• [SET PROBLEM]: In your copy, repeat the records exactly and leave out the pictures.

• [DATASET EXCERPTS]:

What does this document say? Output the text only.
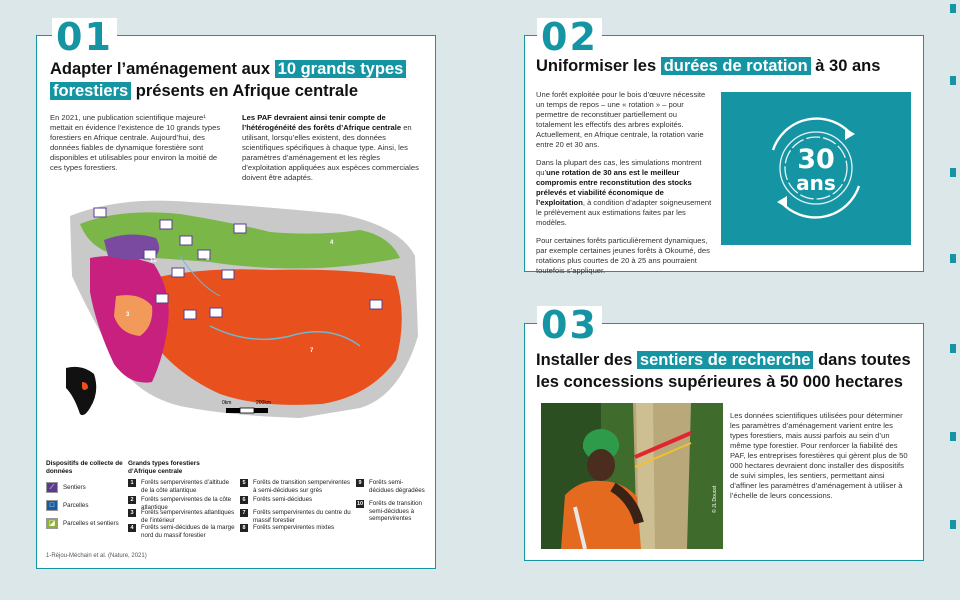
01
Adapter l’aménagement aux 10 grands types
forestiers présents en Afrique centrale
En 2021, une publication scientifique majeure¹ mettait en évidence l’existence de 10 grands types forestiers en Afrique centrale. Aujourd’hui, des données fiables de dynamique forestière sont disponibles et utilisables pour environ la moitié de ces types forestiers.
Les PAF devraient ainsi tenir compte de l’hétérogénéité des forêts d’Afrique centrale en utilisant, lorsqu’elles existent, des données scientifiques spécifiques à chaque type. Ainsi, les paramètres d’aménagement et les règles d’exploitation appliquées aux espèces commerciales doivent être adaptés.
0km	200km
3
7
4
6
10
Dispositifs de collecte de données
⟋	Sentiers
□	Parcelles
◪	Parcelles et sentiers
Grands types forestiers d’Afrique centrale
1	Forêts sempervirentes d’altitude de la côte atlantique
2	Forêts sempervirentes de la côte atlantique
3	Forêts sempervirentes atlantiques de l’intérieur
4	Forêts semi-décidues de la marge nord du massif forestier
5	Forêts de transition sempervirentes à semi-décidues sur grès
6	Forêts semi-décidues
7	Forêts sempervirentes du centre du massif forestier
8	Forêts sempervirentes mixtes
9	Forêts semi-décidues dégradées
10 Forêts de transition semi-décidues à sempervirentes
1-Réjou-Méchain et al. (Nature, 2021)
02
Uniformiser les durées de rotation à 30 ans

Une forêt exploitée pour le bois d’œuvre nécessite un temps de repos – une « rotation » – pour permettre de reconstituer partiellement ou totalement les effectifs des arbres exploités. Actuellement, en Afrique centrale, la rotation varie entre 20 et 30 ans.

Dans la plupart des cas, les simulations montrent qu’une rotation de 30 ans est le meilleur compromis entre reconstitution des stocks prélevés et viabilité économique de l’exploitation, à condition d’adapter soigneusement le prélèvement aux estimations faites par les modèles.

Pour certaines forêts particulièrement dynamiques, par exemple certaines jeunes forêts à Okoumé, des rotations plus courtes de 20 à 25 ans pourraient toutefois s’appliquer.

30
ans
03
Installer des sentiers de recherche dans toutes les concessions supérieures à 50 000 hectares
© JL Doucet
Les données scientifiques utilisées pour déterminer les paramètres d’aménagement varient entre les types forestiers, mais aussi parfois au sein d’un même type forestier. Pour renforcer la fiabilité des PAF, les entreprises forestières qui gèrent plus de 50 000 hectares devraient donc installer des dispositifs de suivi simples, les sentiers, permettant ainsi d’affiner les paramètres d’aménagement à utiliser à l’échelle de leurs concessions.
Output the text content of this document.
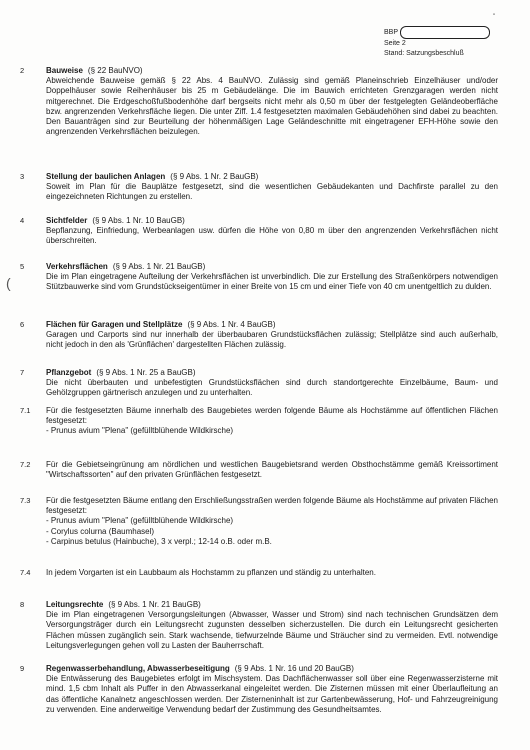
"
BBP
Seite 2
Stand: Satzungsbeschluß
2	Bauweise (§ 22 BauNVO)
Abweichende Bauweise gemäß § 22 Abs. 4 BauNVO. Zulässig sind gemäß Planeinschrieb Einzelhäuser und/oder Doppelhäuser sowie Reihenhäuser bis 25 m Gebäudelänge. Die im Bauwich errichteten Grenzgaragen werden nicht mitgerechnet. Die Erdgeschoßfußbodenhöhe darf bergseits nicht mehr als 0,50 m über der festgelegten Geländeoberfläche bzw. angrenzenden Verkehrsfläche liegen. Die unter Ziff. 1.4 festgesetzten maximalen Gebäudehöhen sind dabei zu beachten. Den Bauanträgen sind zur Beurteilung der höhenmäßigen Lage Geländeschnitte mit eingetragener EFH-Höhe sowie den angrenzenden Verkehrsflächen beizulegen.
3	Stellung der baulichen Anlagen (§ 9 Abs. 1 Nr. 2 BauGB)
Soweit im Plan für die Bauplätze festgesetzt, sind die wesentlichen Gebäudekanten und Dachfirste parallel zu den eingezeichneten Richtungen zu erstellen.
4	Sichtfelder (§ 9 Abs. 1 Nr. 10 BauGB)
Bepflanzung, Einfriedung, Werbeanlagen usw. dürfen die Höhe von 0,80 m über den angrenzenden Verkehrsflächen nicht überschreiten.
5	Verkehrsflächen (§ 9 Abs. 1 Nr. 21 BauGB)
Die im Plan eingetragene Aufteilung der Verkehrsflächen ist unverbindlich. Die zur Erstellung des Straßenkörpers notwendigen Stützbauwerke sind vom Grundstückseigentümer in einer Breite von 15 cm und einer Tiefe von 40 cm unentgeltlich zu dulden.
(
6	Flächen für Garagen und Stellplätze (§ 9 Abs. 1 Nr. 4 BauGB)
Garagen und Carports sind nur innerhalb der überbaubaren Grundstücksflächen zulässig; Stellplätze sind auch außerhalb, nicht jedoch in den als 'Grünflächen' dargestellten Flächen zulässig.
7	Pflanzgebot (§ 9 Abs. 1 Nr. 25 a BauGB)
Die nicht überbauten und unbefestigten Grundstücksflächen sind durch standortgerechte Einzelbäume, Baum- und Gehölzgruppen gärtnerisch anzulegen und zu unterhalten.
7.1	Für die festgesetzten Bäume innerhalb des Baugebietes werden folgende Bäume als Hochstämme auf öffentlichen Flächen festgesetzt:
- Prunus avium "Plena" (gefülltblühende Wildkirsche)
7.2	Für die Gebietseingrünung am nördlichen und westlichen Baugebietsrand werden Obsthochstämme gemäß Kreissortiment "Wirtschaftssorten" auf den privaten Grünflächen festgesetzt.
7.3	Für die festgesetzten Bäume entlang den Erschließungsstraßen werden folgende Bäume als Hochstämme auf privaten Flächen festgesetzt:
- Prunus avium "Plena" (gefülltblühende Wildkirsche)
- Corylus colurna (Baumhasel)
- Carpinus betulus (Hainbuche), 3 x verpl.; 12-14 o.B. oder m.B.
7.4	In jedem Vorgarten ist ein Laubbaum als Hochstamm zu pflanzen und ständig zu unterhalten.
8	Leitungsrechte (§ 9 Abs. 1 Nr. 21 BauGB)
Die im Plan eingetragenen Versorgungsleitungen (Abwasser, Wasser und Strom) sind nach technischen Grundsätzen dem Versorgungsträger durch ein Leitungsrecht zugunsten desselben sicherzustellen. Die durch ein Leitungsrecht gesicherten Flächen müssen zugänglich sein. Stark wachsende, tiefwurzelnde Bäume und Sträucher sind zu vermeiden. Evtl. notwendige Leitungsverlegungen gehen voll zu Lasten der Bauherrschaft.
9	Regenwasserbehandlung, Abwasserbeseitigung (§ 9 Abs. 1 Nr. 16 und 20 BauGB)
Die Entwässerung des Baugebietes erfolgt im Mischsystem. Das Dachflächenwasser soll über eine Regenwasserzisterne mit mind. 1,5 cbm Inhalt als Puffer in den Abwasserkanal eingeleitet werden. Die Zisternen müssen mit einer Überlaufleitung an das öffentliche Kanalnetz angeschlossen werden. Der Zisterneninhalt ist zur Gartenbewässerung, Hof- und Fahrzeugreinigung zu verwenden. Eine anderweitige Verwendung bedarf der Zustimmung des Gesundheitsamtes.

• [RESPONSE TO THIS TASK]:
What does this document say? Output the text only.
01
Adapter l’aménagement aux 10 grands types
forestiers présents en Afrique centrale
En 2021, une publication scientifique majeure¹ mettait en évidence l’existence de 10 grands types forestiers en Afrique centrale. Aujourd’hui, des données fiables de dynamique forestière sont disponibles et utilisables pour environ la moitié de ces types forestiers.
Les PAF devraient ainsi tenir compte de l’hétérogénéité des forêts d’Afrique centrale en utilisant, lorsqu’elles existent, des données scientifiques spécifiques à chaque type. Ainsi, les paramètres d’aménagement et les règles d’exploitation appliquées aux espèces commerciales doivent être adaptés.
0km	200km
3
7
4
6
10
Dispositifs de collecte de données
⟋	Sentiers
□	Parcelles
◪	Parcelles et sentiers
Grands types forestiers d’Afrique centrale
1	Forêts sempervirentes d’altitude de la côte atlantique
2	Forêts sempervirentes de la côte atlantique
3	Forêts sempervirentes atlantiques de l’intérieur
4	Forêts semi-décidues de la marge nord du massif forestier
5	Forêts de transition sempervirentes à semi-décidues sur grès
6	Forêts semi-décidues
7	Forêts sempervirentes du centre du massif forestier
8	Forêts sempervirentes mixtes
9	Forêts semi-décidues dégradées
10 Forêts de transition semi-décidues à sempervirentes
1-Réjou-Méchain et al. (Nature, 2021)
02
Uniformiser les durées de rotation à 30 ans

Une forêt exploitée pour le bois d’œuvre nécessite un temps de repos – une « rotation » – pour permettre de reconstituer partiellement ou totalement les effectifs des arbres exploités. Actuellement, en Afrique centrale, la rotation varie entre 20 et 30 ans.

Dans la plupart des cas, les simulations montrent qu’une rotation de 30 ans est le meilleur compromis entre reconstitution des stocks prélevés et viabilité économique de l’exploitation, à condition d’adapter soigneusement le prélèvement aux estimations faites par les modèles.

Pour certaines forêts particulièrement dynamiques, par exemple certaines jeunes forêts à Okoumé, des rotations plus courtes de 20 à 25 ans pourraient toutefois s’appliquer.

30
ans
03
Installer des sentiers de recherche dans toutes les concessions supérieures à 50 000 hectares
© JL Doucet
Les données scientifiques utilisées pour déterminer les paramètres d’aménagement varient entre les types forestiers, mais aussi parfois au sein d’un même type forestier. Pour renforcer la fiabilité des PAF, les entreprises forestières qui gèrent plus de 50 000 hectares devraient donc installer des dispositifs de suivi simples, les sentiers, permettant ainsi d’affiner les paramètres d’aménagement à utiliser à l’échelle de leurs concessions.
Output the text content of this document.
"
BBP
Seite 2
Stand: Satzungsbeschluß
2	Bauweise (§ 22 BauNVO)
Abweichende Bauweise gemäß § 22 Abs. 4 BauNVO. Zulässig sind gemäß Planeinschrieb Einzelhäuser und/oder Doppelhäuser sowie Reihenhäuser bis 25 m Gebäudelänge. Die im Bauwich errichteten Grenzgaragen werden nicht mitgerechnet. Die Erdgeschoßfußbodenhöhe darf bergseits nicht mehr als 0,50 m über der festgelegten Geländeoberfläche bzw. angrenzenden Verkehrsfläche liegen. Die unter Ziff. 1.4 festgesetzten maximalen Gebäudehöhen sind dabei zu beachten. Den Bauanträgen sind zur Beurteilung der höhenmäßigen Lage Geländeschnitte mit eingetragener EFH-Höhe sowie den angrenzenden Verkehrsflächen beizulegen.
3	Stellung der baulichen Anlagen (§ 9 Abs. 1 Nr. 2 BauGB)
Soweit im Plan für die Bauplätze festgesetzt, sind die wesentlichen Gebäudekanten und Dachfirste parallel zu den eingezeichneten Richtungen zu erstellen.
4	Sichtfelder (§ 9 Abs. 1 Nr. 10 BauGB)
Bepflanzung, Einfriedung, Werbeanlagen usw. dürfen die Höhe von 0,80 m über den angrenzenden Verkehrsflächen nicht überschreiten.
5	Verkehrsflächen (§ 9 Abs. 1 Nr. 21 BauGB)
Die im Plan eingetragene Aufteilung der Verkehrsflächen ist unverbindlich. Die zur Erstellung des Straßenkörpers notwendigen Stützbauwerke sind vom Grundstückseigentümer in einer Breite von 15 cm und einer Tiefe von 40 cm unentgeltlich zu dulden.
(
6	Flächen für Garagen und Stellplätze (§ 9 Abs. 1 Nr. 4 BauGB)
Garagen und Carports sind nur innerhalb der überbaubaren Grundstücksflächen zulässig; Stellplätze sind auch außerhalb, nicht jedoch in den als 'Grünflächen' dargestellten Flächen zulässig.
7	Pflanzgebot (§ 9 Abs. 1 Nr. 25 a BauGB)
Die nicht überbauten und unbefestigten Grundstücksflächen sind durch standortgerechte Einzelbäume, Baum- und Gehölzgruppen gärtnerisch anzulegen und zu unterhalten.
7.1	Für die festgesetzten Bäume innerhalb des Baugebietes werden folgende Bäume als Hochstämme auf öffentlichen Flächen festgesetzt:
- Prunus avium "Plena" (gefülltblühende Wildkirsche)
7.2	Für die Gebietseingrünung am nördlichen und westlichen Baugebietsrand werden Obsthochstämme gemäß Kreissortiment "Wirtschaftssorten" auf den privaten Grünflächen festgesetzt.
7.3	Für die festgesetzten Bäume entlang den Erschließungsstraßen werden folgende Bäume als Hochstämme auf privaten Flächen festgesetzt:
- Prunus avium "Plena" (gefülltblühende Wildkirsche)
- Corylus colurna (Baumhasel)
- Carpinus betulus (Hainbuche), 3 x verpl.; 12-14 o.B. oder m.B.
7.4	In jedem Vorgarten ist ein Laubbaum als Hochstamm zu pflanzen und ständig zu unterhalten.
8	Leitungsrechte (§ 9 Abs. 1 Nr. 21 BauGB)
Die im Plan eingetragenen Versorgungsleitungen (Abwasser, Wasser und Strom) sind nach technischen Grundsätzen dem Versorgungsträger durch ein Leitungsrecht zugunsten desselben sicherzustellen. Die durch ein Leitungsrecht gesicherten Flächen müssen zugänglich sein. Stark wachsende, tiefwurzelnde Bäume und Sträucher sind zu vermeiden. Evtl. notwendige Leitungsverlegungen gehen voll zu Lasten der Bauherrschaft.
9	Regenwasserbehandlung, Abwasserbeseitigung (§ 9 Abs. 1 Nr. 16 und 20 BauGB)
Die Entwässerung des Baugebietes erfolgt im Mischsystem. Das Dachflächenwasser soll über eine Regenwasserzisterne mit mind. 1,5 cbm Inhalt als Puffer in den Abwasserkanal eingeleitet werden. Die Zisternen müssen mit einer Überlaufleitung an das öffentliche Kanalnetz angeschlossen werden. Der Zisterneninhalt ist zur Gartenbewässerung, Hof- und Fahrzeugreinigung zu verwenden. Eine anderweitige Verwendung bedarf der Zustimmung des Gesundheitsamtes.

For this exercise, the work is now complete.